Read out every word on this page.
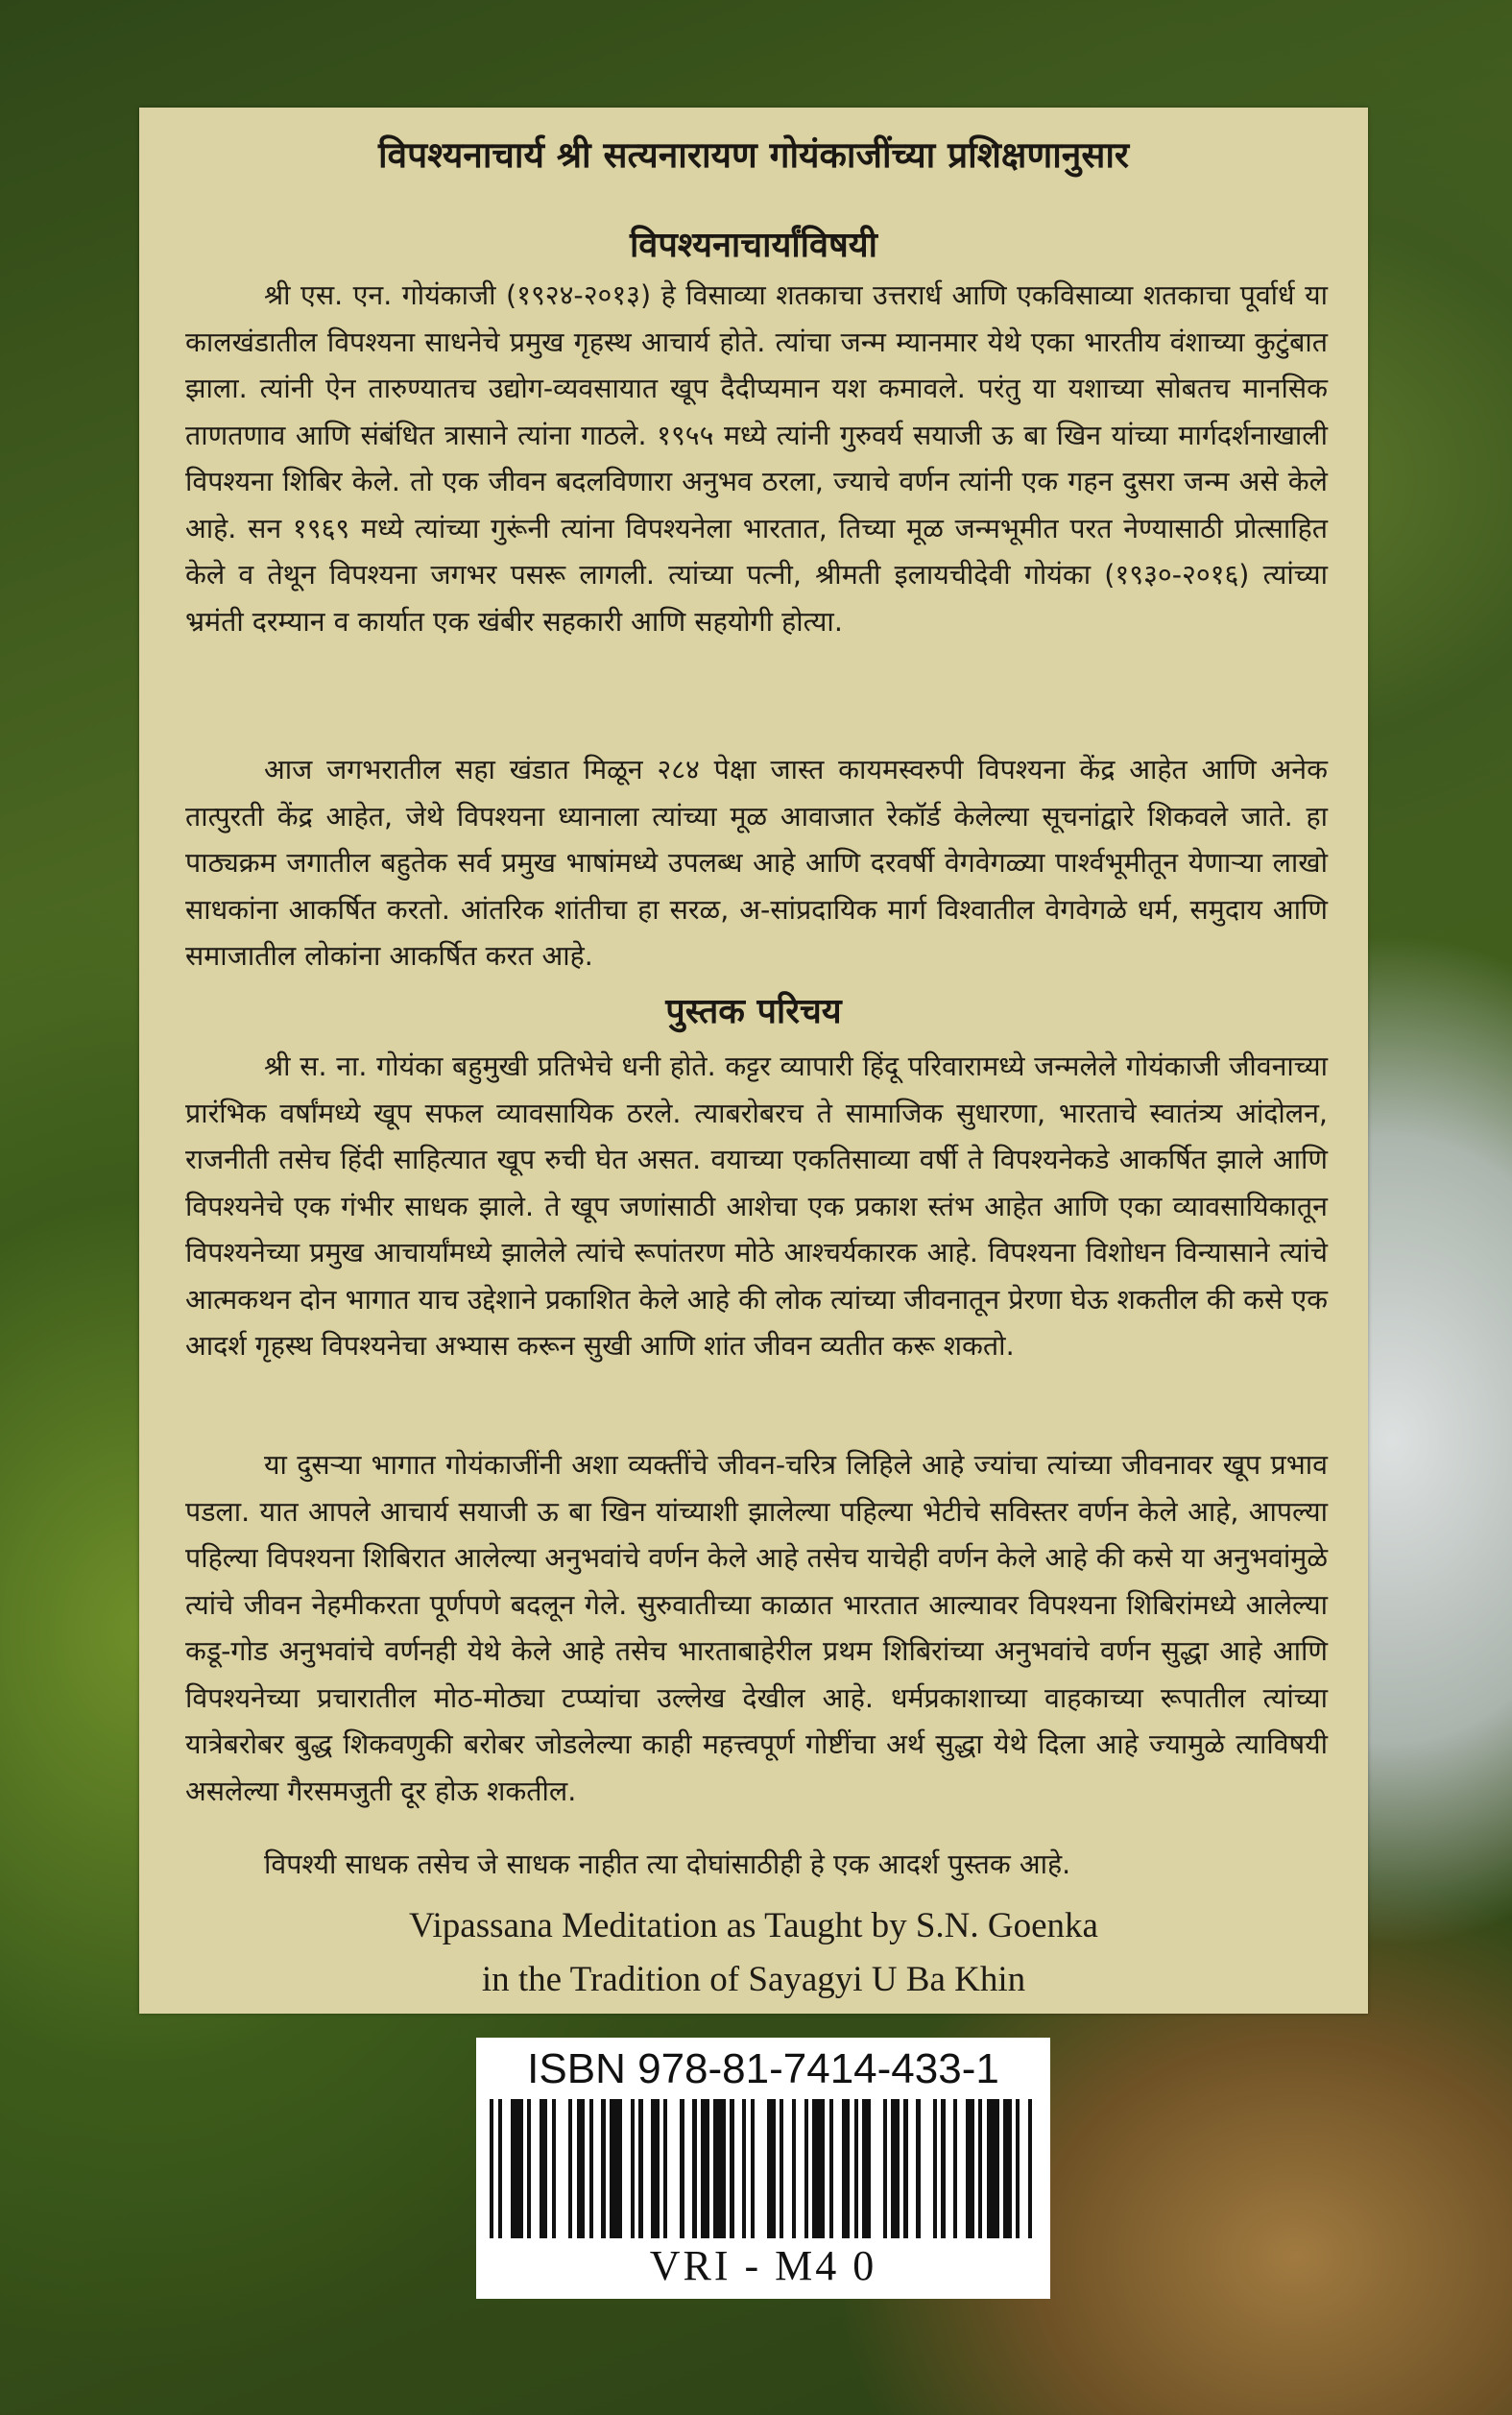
विपश्यनाचार्य श्री सत्यनारायण गोयंकाजींच्या प्रशिक्षणानुसार
विपश्यनाचार्यांविषयी

श्री एस. एन. गोयंकाजी (१९२४-२०१३) हे विसाव्या शतकाचा उत्तरार्ध आणि एकविसाव्या शतकाचा पूर्वार्ध या कालखंडातील विपश्यना साधनेचे प्रमुख गृहस्थ आचार्य होते. त्यांचा जन्म म्यानमार येथे एका भारतीय वंशाच्या कुटुंबात झाला. त्यांनी ऐन तारुण्यातच उद्योग-व्यवसायात खूप दैदीप्यमान यश कमावले. परंतु या यशाच्या सोबतच मानसिक ताणतणाव आणि संबंधित त्रासाने त्यांना गाठले. १९५५ मध्ये त्यांनी गुरुवर्य सयाजी ऊ बा खिन यांच्या मार्गदर्शनाखाली विपश्यना शिबिर केले. तो एक जीवन बदलविणारा अनुभव ठरला, ज्याचे वर्णन त्यांनी एक गहन दुसरा जन्म असे केले आहे. सन १९६९ मध्ये त्यांच्या गुरूंनी त्यांना विपश्यनेला भारतात, तिच्या मूळ जन्मभूमीत परत नेण्यासाठी प्रोत्साहित केले व तेथून विपश्यना जगभर पसरू लागली. त्यांच्या पत्नी, श्रीमती इलायचीदेवी गोयंका (१९३०-२०१६) त्यांच्या भ्रमंती दरम्यान व कार्यात एक खंबीर सहकारी आणि सहयोगी होत्या.

आज जगभरातील सहा खंडात मिळून २८४ पेक्षा जास्त कायमस्वरुपी विपश्यना केंद्र आहेत आणि अनेक तात्पुरती केंद्र आहेत, जेथे विपश्यना ध्यानाला त्यांच्या मूळ आवाजात रेकॉर्ड केलेल्या सूचनांद्वारे शिकवले जाते. हा पाठ्यक्रम जगातील बहुतेक सर्व प्रमुख भाषांमध्ये उपलब्ध आहे आणि दरवर्षी वेगवेगळ्या पार्श्वभूमीतून येणाऱ्या लाखो साधकांना आकर्षित करतो. आंतरिक शांतीचा हा सरळ, अ-सांप्रदायिक मार्ग विश्वातील वेगवेगळे धर्म, समुदाय आणि समाजातील लोकांना आकर्षित करत आहे.

पुस्तक परिचय

श्री स. ना. गोयंका बहुमुखी प्रतिभेचे धनी होते. कट्टर व्यापारी हिंदू परिवारामध्ये जन्मलेले गोयंकाजी जीवनाच्या प्रारंभिक वर्षांमध्ये खूप सफल व्यावसायिक ठरले. त्याबरोबरच ते सामाजिक सुधारणा, भारताचे स्वातंत्र्य आंदोलन, राजनीती तसेच हिंदी साहित्यात खूप रुची घेत असत. वयाच्या एकतिसाव्या वर्षी ते विपश्यनेकडे आकर्षित झाले आणि विपश्यनेचे एक गंभीर साधक झाले. ते खूप जणांसाठी आशेचा एक प्रकाश स्तंभ आहेत आणि एका व्यावसायिकातून विपश्यनेच्या प्रमुख आचार्यांमध्ये झालेले त्यांचे रूपांतरण मोठे आश्चर्यकारक आहे. विपश्यना विशोधन विन्यासाने त्यांचे आत्मकथन दोन भागात याच उद्देशाने प्रकाशित केले आहे की लोक त्यांच्या जीवनातून प्रेरणा घेऊ शकतील की कसे एक आदर्श गृहस्थ विपश्यनेचा अभ्यास करून सुखी आणि शांत जीवन व्यतीत करू शकतो.

या दुसऱ्या भागात गोयंकाजींनी अशा व्यक्तींचे जीवन-चरित्र लिहिले आहे ज्यांचा त्यांच्या जीवनावर खूप प्रभाव पडला. यात आपले आचार्य सयाजी ऊ बा खिन यांच्याशी झालेल्या पहिल्या भेटीचे सविस्तर वर्णन केले आहे, आपल्या पहिल्या विपश्यना शिबिरात आलेल्या अनुभवांचे वर्णन केले आहे तसेच याचेही वर्णन केले आहे की कसे या अनुभवांमुळे त्यांचे जीवन नेहमीकरता पूर्णपणे बदलून गेले. सुरुवातीच्या काळात भारतात आल्यावर विपश्यना शिबिरांमध्ये आलेल्या कडू-गोड अनुभवांचे वर्णनही येथे केले आहे तसेच भारताबाहेरील प्रथम शिबिरांच्या अनुभवांचे वर्णन सुद्धा आहे आणि विपश्यनेच्या प्रचारातील मोठ-मोठ्या टप्प्यांचा उल्लेख देखील आहे. धर्मप्रकाशाच्या वाहकाच्या रूपातील त्यांच्या यात्रेबरोबर बुद्ध शिकवणुकी बरोबर जोडलेल्या काही महत्त्वपूर्ण गोष्टींचा अर्थ सुद्धा येथे दिला आहे ज्यामुळे त्याविषयी असलेल्या गैरसमजुती दूर होऊ शकतील.

विपश्यी साधक तसेच जे साधक नाहीत त्या दोघांसाठीही हे एक आदर्श पुस्तक आहे.

Vipassana Meditation as Taught by S.N. Goenka
in the Tradition of Sayagyi U Ba Khin
ISBN 978-81-7414-433-1
VRI - M4 0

• • • • • • •

### Goal of the exercise
In your copy of the listing above, reproduce each line exactly and omit all pictures.

### Complete answer
Read out every word on this page.
विपश्यनाचार्य श्री सत्यनारायण गोयंकाजींच्या प्रशिक्षणानुसार
विपश्यनाचार्यांविषयी

श्री एस. एन. गोयंकाजी (१९२४-२०१३) हे विसाव्या शतकाचा उत्तरार्ध आणि एकविसाव्या शतकाचा पूर्वार्ध या कालखंडातील विपश्यना साधनेचे प्रमुख गृहस्थ आचार्य होते. त्यांचा जन्म म्यानमार येथे एका भारतीय वंशाच्या कुटुंबात झाला. त्यांनी ऐन तारुण्यातच उद्योग-व्यवसायात खूप दैदीप्यमान यश कमावले. परंतु या यशाच्या सोबतच मानसिक ताणतणाव आणि संबंधित त्रासाने त्यांना गाठले. १९५५ मध्ये त्यांनी गुरुवर्य सयाजी ऊ बा खिन यांच्या मार्गदर्शनाखाली विपश्यना शिबिर केले. तो एक जीवन बदलविणारा अनुभव ठरला, ज्याचे वर्णन त्यांनी एक गहन दुसरा जन्म असे केले आहे. सन १९६९ मध्ये त्यांच्या गुरूंनी त्यांना विपश्यनेला भारतात, तिच्या मूळ जन्मभूमीत परत नेण्यासाठी प्रोत्साहित केले व तेथून विपश्यना जगभर पसरू लागली. त्यांच्या पत्नी, श्रीमती इलायचीदेवी गोयंका (१९३०-२०१६) त्यांच्या भ्रमंती दरम्यान व कार्यात एक खंबीर सहकारी आणि सहयोगी होत्या.

आज जगभरातील सहा खंडात मिळून २८४ पेक्षा जास्त कायमस्वरुपी विपश्यना केंद्र आहेत आणि अनेक तात्पुरती केंद्र आहेत, जेथे विपश्यना ध्यानाला त्यांच्या मूळ आवाजात रेकॉर्ड केलेल्या सूचनांद्वारे शिकवले जाते. हा पाठ्यक्रम जगातील बहुतेक सर्व प्रमुख भाषांमध्ये उपलब्ध आहे आणि दरवर्षी वेगवेगळ्या पार्श्वभूमीतून येणाऱ्या लाखो साधकांना आकर्षित करतो. आंतरिक शांतीचा हा सरळ, अ-सांप्रदायिक मार्ग विश्वातील वेगवेगळे धर्म, समुदाय आणि समाजातील लोकांना आकर्षित करत आहे.

पुस्तक परिचय

श्री स. ना. गोयंका बहुमुखी प्रतिभेचे धनी होते. कट्टर व्यापारी हिंदू परिवारामध्ये जन्मलेले गोयंकाजी जीवनाच्या प्रारंभिक वर्षांमध्ये खूप सफल व्यावसायिक ठरले. त्याबरोबरच ते सामाजिक सुधारणा, भारताचे स्वातंत्र्य आंदोलन, राजनीती तसेच हिंदी साहित्यात खूप रुची घेत असत. वयाच्या एकतिसाव्या वर्षी ते विपश्यनेकडे आकर्षित झाले आणि विपश्यनेचे एक गंभीर साधक झाले. ते खूप जणांसाठी आशेचा एक प्रकाश स्तंभ आहेत आणि एका व्यावसायिकातून विपश्यनेच्या प्रमुख आचार्यांमध्ये झालेले त्यांचे रूपांतरण मोठे आश्चर्यकारक आहे. विपश्यना विशोधन विन्यासाने त्यांचे आत्मकथन दोन भागात याच उद्देशाने प्रकाशित केले आहे की लोक त्यांच्या जीवनातून प्रेरणा घेऊ शकतील की कसे एक आदर्श गृहस्थ विपश्यनेचा अभ्यास करून सुखी आणि शांत जीवन व्यतीत करू शकतो.

या दुसऱ्या भागात गोयंकाजींनी अशा व्यक्तींचे जीवन-चरित्र लिहिले आहे ज्यांचा त्यांच्या जीवनावर खूप प्रभाव पडला. यात आपले आचार्य सयाजी ऊ बा खिन यांच्याशी झालेल्या पहिल्या भेटीचे सविस्तर वर्णन केले आहे, आपल्या पहिल्या विपश्यना शिबिरात आलेल्या अनुभवांचे वर्णन केले आहे तसेच याचेही वर्णन केले आहे की कसे या अनुभवांमुळे त्यांचे जीवन नेहमीकरता पूर्णपणे बदलून गेले. सुरुवातीच्या काळात भारतात आल्यावर विपश्यना शिबिरांमध्ये आलेल्या कडू-गोड अनुभवांचे वर्णनही येथे केले आहे तसेच भारताबाहेरील प्रथम शिबिरांच्या अनुभवांचे वर्णन सुद्धा आहे आणि विपश्यनेच्या प्रचारातील मोठ-मोठ्या टप्प्यांचा उल्लेख देखील आहे. धर्मप्रकाशाच्या वाहकाच्या रूपातील त्यांच्या यात्रेबरोबर बुद्ध शिकवणुकी बरोबर जोडलेल्या काही महत्त्वपूर्ण गोष्टींचा अर्थ सुद्धा येथे दिला आहे ज्यामुळे त्याविषयी असलेल्या गैरसमजुती दूर होऊ शकतील.

विपश्यी साधक तसेच जे साधक नाहीत त्या दोघांसाठीही हे एक आदर्श पुस्तक आहे.

Vipassana Meditation as Taught by S.N. Goenka
in the Tradition of Sayagyi U Ba Khin
ISBN 978-81-7414-433-1
VRI - M4 0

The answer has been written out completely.